WHAT YOU WILL DO
Copy out the entries exactly, from the first line to the last.

━━━━━━━━━━

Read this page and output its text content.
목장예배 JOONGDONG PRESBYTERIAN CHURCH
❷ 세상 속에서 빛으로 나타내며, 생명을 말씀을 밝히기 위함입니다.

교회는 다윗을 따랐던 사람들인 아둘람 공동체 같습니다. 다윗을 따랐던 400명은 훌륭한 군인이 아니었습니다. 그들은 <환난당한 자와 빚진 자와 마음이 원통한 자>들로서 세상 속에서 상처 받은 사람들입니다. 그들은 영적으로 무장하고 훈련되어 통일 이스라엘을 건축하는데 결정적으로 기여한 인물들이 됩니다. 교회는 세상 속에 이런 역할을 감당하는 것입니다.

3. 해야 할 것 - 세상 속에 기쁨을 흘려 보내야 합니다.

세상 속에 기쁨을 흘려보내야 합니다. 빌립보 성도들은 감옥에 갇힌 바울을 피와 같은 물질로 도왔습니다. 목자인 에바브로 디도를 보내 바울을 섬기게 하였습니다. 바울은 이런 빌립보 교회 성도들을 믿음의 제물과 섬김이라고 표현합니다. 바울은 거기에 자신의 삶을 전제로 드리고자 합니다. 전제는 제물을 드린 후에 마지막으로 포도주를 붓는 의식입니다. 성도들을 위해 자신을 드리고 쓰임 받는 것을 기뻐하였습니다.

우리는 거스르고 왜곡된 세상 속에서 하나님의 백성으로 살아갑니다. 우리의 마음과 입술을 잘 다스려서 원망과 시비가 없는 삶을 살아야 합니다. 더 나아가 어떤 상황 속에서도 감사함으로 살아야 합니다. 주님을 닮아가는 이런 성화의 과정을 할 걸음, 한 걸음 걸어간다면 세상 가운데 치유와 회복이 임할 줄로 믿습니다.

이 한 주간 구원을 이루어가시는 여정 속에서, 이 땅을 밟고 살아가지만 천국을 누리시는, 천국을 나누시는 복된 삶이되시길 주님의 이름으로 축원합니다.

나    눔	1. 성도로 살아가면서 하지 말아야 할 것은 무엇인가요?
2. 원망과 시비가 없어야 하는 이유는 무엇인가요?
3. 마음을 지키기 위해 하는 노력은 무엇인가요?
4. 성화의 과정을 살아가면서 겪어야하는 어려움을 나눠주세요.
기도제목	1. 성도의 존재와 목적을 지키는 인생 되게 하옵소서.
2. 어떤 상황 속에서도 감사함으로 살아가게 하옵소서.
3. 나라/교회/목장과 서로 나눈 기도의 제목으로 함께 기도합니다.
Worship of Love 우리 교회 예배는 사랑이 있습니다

━━━━━━━━━━

OUTPUT FOR THIS TASK
Read this page and output its text content.
목장예배 JOONGDONG PRESBYTERIAN CHURCH
❷ 세상 속에서 빛으로 나타내며, 생명을 말씀을 밝히기 위함입니다.

교회는 다윗을 따랐던 사람들인 아둘람 공동체 같습니다. 다윗을 따랐던 400명은 훌륭한 군인이 아니었습니다. 그들은 <환난당한 자와 빚진 자와 마음이 원통한 자>들로서 세상 속에서 상처 받은 사람들입니다. 그들은 영적으로 무장하고 훈련되어 통일 이스라엘을 건축하는데 결정적으로 기여한 인물들이 됩니다. 교회는 세상 속에 이런 역할을 감당하는 것입니다.

3. 해야 할 것 - 세상 속에 기쁨을 흘려 보내야 합니다.

세상 속에 기쁨을 흘려보내야 합니다. 빌립보 성도들은 감옥에 갇힌 바울을 피와 같은 물질로 도왔습니다. 목자인 에바브로 디도를 보내 바울을 섬기게 하였습니다. 바울은 이런 빌립보 교회 성도들을 믿음의 제물과 섬김이라고 표현합니다. 바울은 거기에 자신의 삶을 전제로 드리고자 합니다. 전제는 제물을 드린 후에 마지막으로 포도주를 붓는 의식입니다. 성도들을 위해 자신을 드리고 쓰임 받는 것을 기뻐하였습니다.

우리는 거스르고 왜곡된 세상 속에서 하나님의 백성으로 살아갑니다. 우리의 마음과 입술을 잘 다스려서 원망과 시비가 없는 삶을 살아야 합니다. 더 나아가 어떤 상황 속에서도 감사함으로 살아야 합니다. 주님을 닮아가는 이런 성화의 과정을 할 걸음, 한 걸음 걸어간다면 세상 가운데 치유와 회복이 임할 줄로 믿습니다.

이 한 주간 구원을 이루어가시는 여정 속에서, 이 땅을 밟고 살아가지만 천국을 누리시는, 천국을 나누시는 복된 삶이되시길 주님의 이름으로 축원합니다.

나    눔	1. 성도로 살아가면서 하지 말아야 할 것은 무엇인가요?
2. 원망과 시비가 없어야 하는 이유는 무엇인가요?
3. 마음을 지키기 위해 하는 노력은 무엇인가요?
4. 성화의 과정을 살아가면서 겪어야하는 어려움을 나눠주세요.
기도제목	1. 성도의 존재와 목적을 지키는 인생 되게 하옵소서.
2. 어떤 상황 속에서도 감사함으로 살아가게 하옵소서.
3. 나라/교회/목장과 서로 나눈 기도의 제목으로 함께 기도합니다.
Worship of Love 우리 교회 예배는 사랑이 있습니다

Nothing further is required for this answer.